Task goal –
Present each line of the entries below that holds the word "instructions".
### Material to process
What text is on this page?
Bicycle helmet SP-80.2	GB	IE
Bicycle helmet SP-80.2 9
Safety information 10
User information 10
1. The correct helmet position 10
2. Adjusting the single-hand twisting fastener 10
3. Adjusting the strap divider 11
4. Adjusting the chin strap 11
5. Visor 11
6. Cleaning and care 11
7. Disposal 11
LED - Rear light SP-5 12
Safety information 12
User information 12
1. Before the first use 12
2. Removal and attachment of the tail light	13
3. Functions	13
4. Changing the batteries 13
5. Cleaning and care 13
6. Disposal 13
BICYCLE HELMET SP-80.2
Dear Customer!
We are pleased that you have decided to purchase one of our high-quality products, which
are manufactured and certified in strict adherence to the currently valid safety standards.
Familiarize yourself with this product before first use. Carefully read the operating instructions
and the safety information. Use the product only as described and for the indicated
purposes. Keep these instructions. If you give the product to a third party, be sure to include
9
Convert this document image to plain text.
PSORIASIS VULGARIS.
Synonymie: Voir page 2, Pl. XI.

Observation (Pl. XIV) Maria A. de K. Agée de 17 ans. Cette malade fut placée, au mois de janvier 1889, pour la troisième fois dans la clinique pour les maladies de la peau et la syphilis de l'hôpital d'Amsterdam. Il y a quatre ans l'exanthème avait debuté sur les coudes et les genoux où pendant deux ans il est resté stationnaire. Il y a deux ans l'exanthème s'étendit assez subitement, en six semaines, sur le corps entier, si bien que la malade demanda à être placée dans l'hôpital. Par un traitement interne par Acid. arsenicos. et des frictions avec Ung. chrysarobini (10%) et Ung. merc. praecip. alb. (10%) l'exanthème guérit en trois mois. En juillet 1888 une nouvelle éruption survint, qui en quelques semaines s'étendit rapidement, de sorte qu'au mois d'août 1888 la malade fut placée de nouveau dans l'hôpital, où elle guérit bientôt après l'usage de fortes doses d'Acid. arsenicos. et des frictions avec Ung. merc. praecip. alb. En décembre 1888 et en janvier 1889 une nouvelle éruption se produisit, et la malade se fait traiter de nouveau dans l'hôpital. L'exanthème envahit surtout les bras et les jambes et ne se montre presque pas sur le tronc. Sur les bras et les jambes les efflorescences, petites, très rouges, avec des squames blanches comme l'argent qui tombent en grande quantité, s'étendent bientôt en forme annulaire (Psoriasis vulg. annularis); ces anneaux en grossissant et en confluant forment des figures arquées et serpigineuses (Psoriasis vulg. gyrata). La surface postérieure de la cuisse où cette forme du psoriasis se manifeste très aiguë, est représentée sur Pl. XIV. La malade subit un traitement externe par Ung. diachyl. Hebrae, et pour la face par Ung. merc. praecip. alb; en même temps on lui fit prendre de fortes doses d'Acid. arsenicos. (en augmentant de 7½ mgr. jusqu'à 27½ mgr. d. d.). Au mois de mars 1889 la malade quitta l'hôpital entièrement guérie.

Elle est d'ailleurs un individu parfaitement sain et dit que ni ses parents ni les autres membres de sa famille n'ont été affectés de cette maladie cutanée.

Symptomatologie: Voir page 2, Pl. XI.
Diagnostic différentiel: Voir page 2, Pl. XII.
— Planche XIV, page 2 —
######
Solved problem –
Familiarize yourself with this product before first use. Carefully read the operating instructions
purposes. Keep these instructions. If you give the product to a third party, be sure to include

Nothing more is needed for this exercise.